**EXERCISE:** In the data below, locate each line with the word "Call" and list it.
— Start of INFORMATION SUPPLIED —
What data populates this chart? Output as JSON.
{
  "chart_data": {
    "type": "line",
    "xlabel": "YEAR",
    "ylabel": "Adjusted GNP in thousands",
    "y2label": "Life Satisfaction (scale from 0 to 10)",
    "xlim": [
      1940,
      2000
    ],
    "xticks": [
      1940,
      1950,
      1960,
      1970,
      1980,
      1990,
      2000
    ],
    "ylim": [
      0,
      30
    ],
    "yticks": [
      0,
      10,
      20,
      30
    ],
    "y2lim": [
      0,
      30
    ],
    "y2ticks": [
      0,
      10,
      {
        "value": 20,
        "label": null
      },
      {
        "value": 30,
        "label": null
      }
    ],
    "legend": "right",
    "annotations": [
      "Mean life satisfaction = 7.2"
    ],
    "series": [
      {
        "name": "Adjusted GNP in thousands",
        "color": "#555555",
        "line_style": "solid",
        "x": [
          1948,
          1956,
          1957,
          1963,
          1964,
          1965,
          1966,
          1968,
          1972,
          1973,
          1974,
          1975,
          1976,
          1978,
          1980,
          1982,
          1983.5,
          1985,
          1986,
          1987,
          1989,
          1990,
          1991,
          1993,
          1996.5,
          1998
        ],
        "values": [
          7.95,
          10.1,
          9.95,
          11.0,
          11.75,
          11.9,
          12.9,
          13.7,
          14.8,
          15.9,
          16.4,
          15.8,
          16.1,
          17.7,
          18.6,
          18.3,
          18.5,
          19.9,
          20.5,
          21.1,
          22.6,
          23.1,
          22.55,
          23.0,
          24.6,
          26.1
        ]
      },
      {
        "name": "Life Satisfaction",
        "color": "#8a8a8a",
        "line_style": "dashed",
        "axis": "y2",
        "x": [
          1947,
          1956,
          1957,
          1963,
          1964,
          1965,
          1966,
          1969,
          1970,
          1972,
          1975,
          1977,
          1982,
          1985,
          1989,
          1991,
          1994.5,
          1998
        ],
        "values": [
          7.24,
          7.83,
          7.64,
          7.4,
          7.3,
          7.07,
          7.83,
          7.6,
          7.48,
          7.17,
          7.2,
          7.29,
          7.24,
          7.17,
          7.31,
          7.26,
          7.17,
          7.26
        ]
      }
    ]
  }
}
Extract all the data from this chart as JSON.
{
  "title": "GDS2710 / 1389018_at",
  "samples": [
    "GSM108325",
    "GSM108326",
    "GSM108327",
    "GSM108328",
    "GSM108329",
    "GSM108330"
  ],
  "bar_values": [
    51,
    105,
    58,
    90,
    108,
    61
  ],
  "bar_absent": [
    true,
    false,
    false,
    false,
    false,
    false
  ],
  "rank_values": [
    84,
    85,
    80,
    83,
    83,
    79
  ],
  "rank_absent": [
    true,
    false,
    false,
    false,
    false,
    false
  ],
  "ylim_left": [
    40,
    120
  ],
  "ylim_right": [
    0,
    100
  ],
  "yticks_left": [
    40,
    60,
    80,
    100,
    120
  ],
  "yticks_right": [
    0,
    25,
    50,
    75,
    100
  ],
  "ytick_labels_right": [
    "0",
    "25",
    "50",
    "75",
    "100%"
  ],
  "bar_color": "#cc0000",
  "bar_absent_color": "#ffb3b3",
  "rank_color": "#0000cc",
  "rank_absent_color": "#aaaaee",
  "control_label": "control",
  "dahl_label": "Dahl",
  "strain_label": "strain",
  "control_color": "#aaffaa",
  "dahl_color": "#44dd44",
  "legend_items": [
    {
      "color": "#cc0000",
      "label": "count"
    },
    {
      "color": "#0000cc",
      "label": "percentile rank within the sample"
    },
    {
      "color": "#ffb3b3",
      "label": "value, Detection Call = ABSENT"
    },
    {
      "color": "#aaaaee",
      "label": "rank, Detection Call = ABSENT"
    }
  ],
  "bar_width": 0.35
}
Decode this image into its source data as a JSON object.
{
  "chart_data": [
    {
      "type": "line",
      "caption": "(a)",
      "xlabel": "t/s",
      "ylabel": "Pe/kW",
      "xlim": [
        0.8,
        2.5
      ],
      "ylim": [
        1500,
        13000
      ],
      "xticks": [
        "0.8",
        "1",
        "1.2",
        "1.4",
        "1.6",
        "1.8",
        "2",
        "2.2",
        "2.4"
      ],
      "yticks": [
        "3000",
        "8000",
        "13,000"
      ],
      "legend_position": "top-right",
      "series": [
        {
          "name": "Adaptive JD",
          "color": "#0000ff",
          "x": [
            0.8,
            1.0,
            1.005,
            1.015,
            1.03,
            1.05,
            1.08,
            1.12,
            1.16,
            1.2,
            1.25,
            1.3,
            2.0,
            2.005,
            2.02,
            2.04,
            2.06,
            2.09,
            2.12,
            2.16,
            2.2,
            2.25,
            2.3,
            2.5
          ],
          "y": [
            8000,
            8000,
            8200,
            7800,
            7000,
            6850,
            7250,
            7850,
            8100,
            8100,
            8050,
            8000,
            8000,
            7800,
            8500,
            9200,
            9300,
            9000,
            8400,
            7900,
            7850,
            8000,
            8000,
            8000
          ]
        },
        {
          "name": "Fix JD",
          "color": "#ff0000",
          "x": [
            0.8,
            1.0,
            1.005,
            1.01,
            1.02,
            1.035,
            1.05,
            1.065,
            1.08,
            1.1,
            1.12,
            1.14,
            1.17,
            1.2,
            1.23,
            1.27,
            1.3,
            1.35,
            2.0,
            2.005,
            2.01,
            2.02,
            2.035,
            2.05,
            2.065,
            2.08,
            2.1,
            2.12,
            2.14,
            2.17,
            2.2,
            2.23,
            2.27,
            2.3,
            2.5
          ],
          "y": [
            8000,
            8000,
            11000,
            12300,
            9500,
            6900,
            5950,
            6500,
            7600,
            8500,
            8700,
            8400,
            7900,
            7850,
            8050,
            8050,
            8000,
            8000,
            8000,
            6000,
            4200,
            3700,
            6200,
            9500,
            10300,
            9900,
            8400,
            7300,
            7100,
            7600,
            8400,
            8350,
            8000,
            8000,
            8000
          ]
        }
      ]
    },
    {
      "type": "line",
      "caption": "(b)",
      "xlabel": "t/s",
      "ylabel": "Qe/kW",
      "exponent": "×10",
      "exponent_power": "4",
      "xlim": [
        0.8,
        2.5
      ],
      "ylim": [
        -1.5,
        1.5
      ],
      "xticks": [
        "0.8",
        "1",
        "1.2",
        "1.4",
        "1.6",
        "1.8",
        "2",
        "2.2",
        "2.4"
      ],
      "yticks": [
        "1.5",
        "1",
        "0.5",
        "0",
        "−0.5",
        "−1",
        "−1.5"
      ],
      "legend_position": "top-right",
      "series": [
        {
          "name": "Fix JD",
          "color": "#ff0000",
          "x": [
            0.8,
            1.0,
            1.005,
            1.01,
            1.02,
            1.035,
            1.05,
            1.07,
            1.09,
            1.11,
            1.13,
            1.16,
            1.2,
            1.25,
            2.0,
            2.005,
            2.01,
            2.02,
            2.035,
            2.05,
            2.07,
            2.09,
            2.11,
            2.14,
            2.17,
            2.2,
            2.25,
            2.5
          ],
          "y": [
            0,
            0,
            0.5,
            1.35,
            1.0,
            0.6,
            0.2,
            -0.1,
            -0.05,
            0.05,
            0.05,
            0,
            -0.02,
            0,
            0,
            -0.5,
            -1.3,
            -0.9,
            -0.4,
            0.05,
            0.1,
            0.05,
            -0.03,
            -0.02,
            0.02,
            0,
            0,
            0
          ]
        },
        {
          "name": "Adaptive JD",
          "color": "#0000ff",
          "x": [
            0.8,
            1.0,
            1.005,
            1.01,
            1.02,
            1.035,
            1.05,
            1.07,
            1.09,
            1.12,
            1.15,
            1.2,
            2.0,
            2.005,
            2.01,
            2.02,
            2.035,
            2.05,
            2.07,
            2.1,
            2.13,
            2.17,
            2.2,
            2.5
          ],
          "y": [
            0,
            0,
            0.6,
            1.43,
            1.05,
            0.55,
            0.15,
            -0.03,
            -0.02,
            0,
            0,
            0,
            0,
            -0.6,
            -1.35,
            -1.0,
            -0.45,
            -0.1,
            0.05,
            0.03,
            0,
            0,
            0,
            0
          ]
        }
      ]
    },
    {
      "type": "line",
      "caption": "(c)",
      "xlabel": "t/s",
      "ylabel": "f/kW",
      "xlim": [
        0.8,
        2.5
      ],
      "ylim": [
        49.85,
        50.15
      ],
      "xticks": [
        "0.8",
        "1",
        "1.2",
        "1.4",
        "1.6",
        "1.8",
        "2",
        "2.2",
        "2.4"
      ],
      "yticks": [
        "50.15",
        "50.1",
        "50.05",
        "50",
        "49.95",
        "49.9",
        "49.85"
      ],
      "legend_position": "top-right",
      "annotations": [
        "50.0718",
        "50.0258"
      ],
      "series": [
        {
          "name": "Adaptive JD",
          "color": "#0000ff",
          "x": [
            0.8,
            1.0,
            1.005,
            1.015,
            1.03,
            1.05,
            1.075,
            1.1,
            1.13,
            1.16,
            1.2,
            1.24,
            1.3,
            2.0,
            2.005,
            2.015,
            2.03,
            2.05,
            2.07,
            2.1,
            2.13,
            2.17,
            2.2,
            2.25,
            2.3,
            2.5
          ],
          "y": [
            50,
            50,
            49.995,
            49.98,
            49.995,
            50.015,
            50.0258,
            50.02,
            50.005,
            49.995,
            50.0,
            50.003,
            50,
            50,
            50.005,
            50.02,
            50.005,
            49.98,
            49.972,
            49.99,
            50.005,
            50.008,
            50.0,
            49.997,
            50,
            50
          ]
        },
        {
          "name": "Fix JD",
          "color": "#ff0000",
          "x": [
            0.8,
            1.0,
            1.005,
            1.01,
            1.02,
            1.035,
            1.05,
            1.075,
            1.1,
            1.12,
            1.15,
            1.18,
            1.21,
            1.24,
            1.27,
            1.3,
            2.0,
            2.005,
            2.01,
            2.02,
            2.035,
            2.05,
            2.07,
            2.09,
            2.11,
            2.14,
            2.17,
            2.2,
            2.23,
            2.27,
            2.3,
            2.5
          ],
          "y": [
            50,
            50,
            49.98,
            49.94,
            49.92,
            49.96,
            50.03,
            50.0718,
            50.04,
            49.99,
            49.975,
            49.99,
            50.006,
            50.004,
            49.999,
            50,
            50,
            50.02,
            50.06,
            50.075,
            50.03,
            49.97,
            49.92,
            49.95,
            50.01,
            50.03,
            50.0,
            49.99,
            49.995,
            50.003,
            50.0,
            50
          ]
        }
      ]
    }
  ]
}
— End of INFORMATION SUPPLIED —
**FINAL RESULT:**
      "label": "value, Detection Call = ABSENT"
      "label": "rank, Detection Call = ABSENT"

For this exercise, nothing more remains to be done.